Copy the records below verbatim, from the line with "svg-text:+: + [530,718,538,733]" up to and including the line with "svg-text:-: - [202,762,207,777]".

(Annotated region listings)
::::::::::
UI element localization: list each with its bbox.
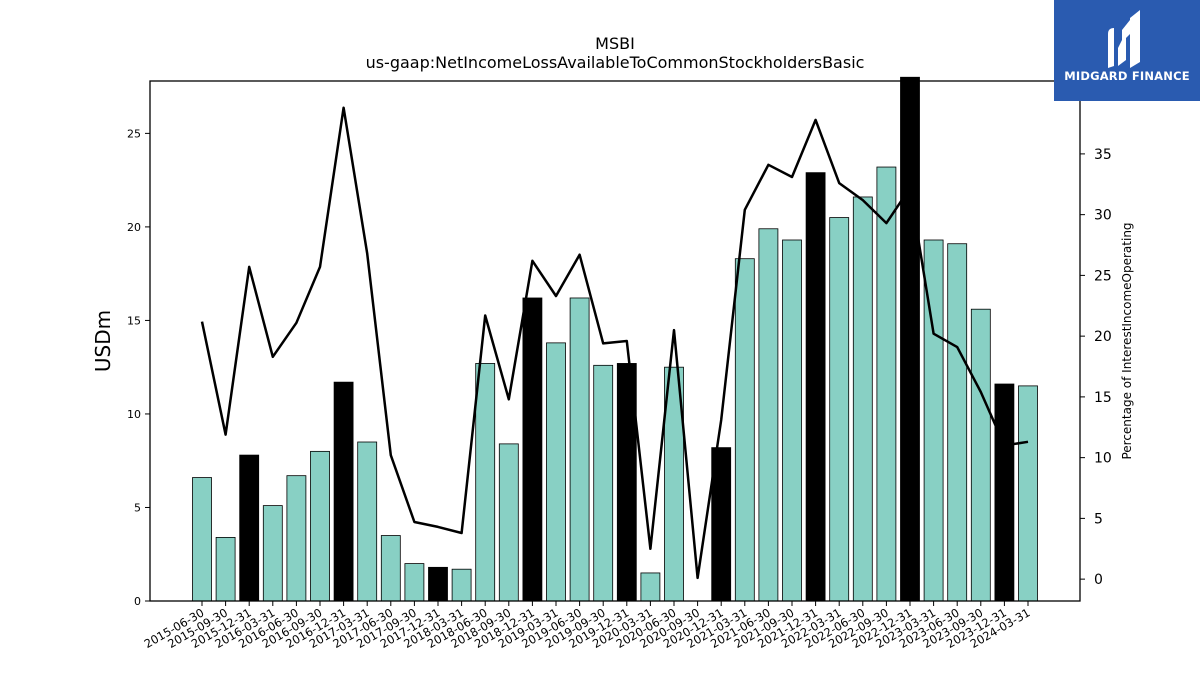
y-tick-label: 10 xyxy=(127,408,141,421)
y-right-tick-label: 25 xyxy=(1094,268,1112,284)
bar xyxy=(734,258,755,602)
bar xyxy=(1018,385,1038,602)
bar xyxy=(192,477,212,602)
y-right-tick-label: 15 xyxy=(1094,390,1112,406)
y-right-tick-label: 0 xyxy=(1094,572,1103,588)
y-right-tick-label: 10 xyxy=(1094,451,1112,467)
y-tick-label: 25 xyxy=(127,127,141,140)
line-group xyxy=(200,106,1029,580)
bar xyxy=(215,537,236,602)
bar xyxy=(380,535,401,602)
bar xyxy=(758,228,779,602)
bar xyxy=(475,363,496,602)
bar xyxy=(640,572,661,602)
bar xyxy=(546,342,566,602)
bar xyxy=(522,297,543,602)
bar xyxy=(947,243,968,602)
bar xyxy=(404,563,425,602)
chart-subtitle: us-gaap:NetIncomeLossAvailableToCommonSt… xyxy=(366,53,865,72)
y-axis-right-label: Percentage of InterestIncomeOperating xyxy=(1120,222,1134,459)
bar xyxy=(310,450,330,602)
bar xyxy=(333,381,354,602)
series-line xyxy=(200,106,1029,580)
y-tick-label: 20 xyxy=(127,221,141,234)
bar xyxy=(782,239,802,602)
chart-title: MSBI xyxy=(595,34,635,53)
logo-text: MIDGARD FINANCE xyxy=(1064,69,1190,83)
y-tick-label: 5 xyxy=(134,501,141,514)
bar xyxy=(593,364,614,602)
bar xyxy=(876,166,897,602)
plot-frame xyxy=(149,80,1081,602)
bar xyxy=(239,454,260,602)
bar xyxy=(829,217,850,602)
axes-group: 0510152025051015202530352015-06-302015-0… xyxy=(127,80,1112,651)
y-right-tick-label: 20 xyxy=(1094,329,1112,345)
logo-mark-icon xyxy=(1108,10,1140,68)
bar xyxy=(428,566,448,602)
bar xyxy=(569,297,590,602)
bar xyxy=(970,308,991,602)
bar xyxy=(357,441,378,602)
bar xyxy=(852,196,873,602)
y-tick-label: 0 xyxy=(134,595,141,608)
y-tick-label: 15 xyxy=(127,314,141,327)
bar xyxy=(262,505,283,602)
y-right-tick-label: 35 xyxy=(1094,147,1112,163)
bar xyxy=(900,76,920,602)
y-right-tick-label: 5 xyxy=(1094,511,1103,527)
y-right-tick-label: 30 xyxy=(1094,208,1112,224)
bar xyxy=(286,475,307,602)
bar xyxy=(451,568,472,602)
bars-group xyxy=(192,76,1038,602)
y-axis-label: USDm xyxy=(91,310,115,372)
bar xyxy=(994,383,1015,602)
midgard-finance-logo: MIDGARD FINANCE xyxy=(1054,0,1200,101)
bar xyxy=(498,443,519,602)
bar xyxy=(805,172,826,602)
::::::::::
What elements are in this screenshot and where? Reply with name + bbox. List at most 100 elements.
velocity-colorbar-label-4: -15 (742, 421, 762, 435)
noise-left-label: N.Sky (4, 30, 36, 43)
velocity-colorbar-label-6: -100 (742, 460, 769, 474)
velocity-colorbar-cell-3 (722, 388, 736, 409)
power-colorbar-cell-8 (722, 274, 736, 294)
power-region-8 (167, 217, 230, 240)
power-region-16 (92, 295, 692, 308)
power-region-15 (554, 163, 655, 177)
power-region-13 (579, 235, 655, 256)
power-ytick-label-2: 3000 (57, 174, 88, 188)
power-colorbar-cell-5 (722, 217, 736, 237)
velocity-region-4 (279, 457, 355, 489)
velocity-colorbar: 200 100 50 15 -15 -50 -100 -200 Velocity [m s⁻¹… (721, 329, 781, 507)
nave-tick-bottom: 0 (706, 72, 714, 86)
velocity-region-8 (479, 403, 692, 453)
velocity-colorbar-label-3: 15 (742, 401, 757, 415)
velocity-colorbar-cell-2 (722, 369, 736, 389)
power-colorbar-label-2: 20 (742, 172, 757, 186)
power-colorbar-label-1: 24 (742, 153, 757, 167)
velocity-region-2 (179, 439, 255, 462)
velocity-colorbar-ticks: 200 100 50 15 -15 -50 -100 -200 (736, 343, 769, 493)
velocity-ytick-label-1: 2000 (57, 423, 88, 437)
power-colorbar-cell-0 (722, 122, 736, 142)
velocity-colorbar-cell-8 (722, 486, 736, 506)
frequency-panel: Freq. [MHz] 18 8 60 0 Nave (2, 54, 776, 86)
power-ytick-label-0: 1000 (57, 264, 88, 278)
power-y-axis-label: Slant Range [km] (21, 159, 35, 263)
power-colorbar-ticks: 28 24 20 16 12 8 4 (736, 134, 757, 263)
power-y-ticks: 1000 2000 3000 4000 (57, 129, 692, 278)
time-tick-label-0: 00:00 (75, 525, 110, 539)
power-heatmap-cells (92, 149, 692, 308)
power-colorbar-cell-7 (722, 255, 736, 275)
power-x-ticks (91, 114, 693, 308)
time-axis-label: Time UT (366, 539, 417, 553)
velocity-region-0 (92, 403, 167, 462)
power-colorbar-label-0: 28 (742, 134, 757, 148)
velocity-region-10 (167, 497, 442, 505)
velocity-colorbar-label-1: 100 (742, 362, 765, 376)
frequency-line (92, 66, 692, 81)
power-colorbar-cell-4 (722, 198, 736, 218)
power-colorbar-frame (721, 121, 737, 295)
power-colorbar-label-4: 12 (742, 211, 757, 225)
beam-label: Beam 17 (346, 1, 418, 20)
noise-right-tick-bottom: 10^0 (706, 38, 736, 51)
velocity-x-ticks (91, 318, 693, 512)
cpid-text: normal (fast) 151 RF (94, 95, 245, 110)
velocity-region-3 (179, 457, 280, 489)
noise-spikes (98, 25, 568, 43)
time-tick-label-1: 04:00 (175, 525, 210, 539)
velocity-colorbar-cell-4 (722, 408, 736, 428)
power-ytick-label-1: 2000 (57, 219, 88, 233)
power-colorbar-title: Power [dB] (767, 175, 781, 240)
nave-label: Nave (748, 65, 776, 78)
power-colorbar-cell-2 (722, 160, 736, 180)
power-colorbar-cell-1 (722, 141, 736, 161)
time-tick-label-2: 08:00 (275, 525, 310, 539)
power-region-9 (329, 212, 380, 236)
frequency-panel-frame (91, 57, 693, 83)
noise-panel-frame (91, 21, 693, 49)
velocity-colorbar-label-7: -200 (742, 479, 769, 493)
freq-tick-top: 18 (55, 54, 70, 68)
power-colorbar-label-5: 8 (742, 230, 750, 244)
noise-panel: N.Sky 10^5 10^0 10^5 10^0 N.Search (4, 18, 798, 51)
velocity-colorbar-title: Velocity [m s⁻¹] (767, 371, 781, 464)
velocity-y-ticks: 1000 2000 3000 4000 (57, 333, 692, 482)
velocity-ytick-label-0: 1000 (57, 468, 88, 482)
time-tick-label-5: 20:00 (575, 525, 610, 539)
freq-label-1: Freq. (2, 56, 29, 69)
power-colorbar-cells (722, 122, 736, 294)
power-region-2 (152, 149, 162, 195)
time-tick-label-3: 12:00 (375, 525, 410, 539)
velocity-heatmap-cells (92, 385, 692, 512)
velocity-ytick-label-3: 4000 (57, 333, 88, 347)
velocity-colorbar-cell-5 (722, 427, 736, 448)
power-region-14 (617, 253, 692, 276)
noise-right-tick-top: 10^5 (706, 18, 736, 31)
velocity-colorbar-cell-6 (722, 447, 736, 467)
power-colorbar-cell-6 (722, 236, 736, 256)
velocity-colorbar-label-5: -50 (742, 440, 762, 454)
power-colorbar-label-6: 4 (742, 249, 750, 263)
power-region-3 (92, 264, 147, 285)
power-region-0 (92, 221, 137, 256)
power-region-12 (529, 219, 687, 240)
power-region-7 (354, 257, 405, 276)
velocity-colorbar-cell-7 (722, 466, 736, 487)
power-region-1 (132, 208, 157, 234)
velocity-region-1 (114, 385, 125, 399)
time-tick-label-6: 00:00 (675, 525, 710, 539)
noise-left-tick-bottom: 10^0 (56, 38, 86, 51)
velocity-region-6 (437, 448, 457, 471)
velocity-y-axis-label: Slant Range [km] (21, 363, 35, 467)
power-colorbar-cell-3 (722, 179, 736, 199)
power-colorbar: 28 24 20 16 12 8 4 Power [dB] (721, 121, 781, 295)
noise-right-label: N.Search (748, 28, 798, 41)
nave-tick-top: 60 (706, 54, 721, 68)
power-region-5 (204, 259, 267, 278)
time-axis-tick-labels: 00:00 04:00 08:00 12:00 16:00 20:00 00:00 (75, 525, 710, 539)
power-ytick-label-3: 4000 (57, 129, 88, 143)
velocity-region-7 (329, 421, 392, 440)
::::::::::
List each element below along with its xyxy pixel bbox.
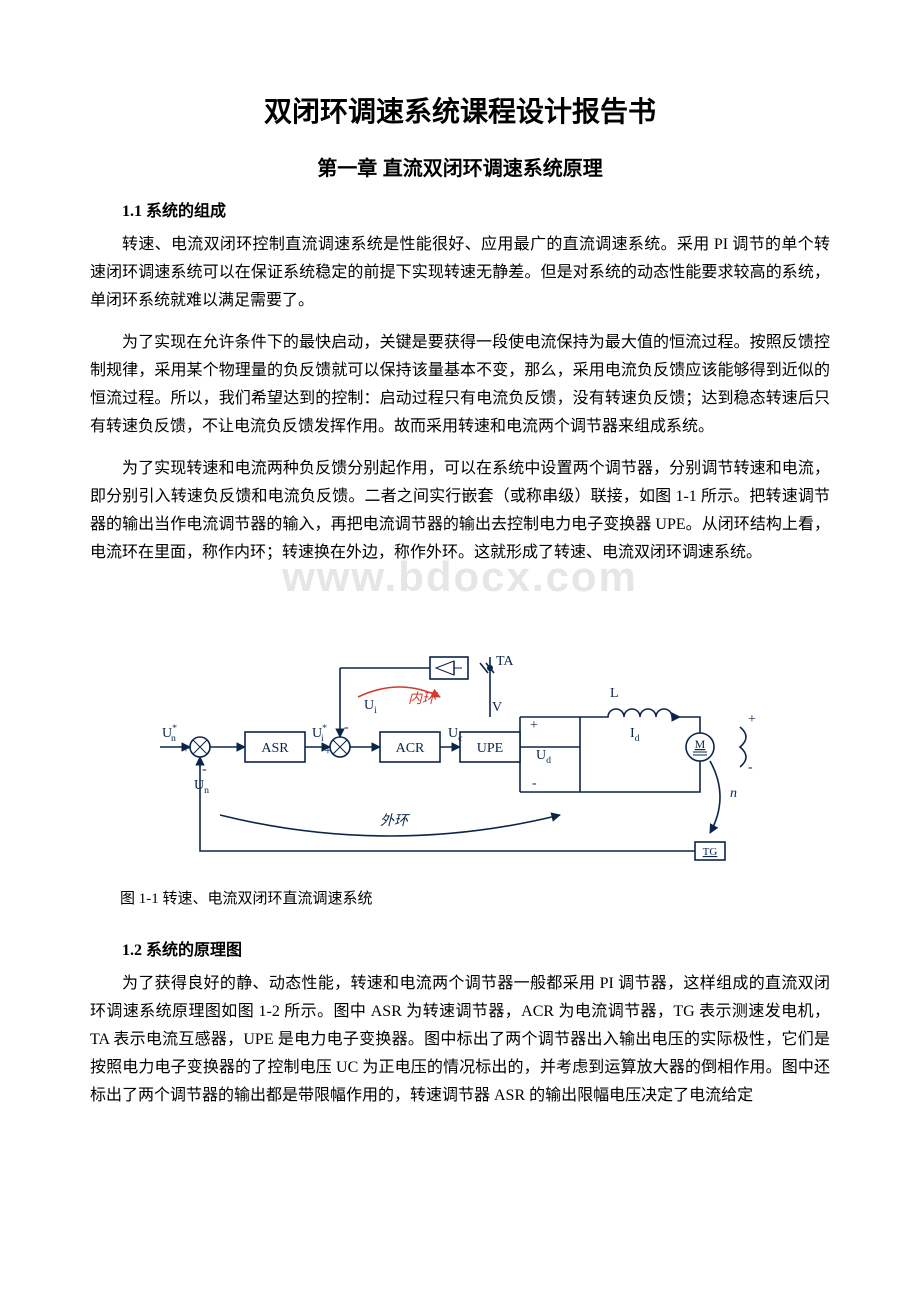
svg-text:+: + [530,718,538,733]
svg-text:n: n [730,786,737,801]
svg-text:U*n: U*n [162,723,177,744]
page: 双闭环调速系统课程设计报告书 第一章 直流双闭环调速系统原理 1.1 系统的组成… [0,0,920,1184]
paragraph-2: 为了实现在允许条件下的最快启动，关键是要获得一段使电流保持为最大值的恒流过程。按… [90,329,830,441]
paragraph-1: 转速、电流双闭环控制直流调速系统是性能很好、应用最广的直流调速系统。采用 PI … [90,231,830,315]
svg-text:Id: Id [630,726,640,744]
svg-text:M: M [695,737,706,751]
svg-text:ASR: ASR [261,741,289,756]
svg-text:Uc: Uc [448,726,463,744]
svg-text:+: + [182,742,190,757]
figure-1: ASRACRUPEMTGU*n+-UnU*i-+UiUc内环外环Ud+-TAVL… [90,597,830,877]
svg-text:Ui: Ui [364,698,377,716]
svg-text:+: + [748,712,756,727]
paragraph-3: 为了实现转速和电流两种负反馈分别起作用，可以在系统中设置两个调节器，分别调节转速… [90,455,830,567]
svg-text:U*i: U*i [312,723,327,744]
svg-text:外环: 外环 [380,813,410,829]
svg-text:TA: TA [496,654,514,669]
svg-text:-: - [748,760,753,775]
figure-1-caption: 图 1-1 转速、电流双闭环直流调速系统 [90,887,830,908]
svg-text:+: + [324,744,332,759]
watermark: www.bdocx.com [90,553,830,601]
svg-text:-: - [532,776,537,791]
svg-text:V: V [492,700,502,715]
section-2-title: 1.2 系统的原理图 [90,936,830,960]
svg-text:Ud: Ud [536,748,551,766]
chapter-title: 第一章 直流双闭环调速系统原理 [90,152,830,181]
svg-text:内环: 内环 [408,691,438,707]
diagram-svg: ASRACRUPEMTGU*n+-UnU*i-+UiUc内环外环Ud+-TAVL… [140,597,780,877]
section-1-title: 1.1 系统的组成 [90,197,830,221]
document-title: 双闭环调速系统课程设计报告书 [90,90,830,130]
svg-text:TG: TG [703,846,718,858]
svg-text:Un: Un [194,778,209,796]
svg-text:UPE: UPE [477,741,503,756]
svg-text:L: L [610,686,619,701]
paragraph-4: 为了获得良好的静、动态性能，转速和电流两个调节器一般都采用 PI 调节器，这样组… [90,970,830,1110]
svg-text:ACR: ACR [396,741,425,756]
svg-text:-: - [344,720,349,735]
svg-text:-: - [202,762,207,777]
::::::::::
§ **Exercise output**:
svg-text:+: + [530,718,538,733]
svg-text:n: n [730,786,737,801]
svg-text:U*n: U*n [162,723,177,744]
page: 双闭环调速系统课程设计报告书 第一章 直流双闭环调速系统原理 1.1 系统的组成… [0,0,920,1184]
paragraph-2: 为了实现在允许条件下的最快启动，关键是要获得一段使电流保持为最大值的恒流过程。按… [90,329,830,441]
paragraph-1: 转速、电流双闭环控制直流调速系统是性能很好、应用最广的直流调速系统。采用 PI … [90,231,830,315]
svg-text:Id: Id [630,726,640,744]
svg-text:M: M [695,737,706,751]
svg-text:ASR: ASR [261,741,289,756]
svg-text:Uc: Uc [448,726,463,744]
svg-text:+: + [182,742,190,757]
figure-1: ASRACRUPEMTGU*n+-UnU*i-+UiUc内环外环Ud+-TAVL… [90,597,830,877]
svg-text:Ui: Ui [364,698,377,716]
svg-text:+: + [748,712,756,727]
paragraph-3: 为了实现转速和电流两种负反馈分别起作用，可以在系统中设置两个调节器，分别调节转速… [90,455,830,567]
svg-text:U*i: U*i [312,723,327,744]
svg-text:外环: 外环 [380,813,410,829]
svg-text:TA: TA [496,654,514,669]
svg-text:-: - [748,760,753,775]
figure-1-caption: 图 1-1 转速、电流双闭环直流调速系统 [90,887,830,908]
svg-text:+: + [324,744,332,759]
watermark: www.bdocx.com [90,553,830,601]
svg-text:-: - [532,776,537,791]
svg-text:V: V [492,700,502,715]
section-2-title: 1.2 系统的原理图 [90,936,830,960]
svg-text:Ud: Ud [536,748,551,766]
chapter-title: 第一章 直流双闭环调速系统原理 [90,152,830,181]
svg-text:内环: 内环 [408,691,438,707]
diagram-svg: ASRACRUPEMTGU*n+-UnU*i-+UiUc内环外环Ud+-TAVL… [140,597,780,877]
section-1-title: 1.1 系统的组成 [90,197,830,221]
document-title: 双闭环调速系统课程设计报告书 [90,90,830,130]
svg-text:TG: TG [703,846,718,858]
svg-text:Un: Un [194,778,209,796]
svg-text:UPE: UPE [477,741,503,756]
svg-text:L: L [610,686,619,701]
paragraph-4: 为了获得良好的静、动态性能，转速和电流两个调节器一般都采用 PI 调节器，这样组… [90,970,830,1110]
svg-text:ACR: ACR [396,741,425,756]
svg-text:-: - [344,720,349,735]
svg-text:-: - [202,762,207,777]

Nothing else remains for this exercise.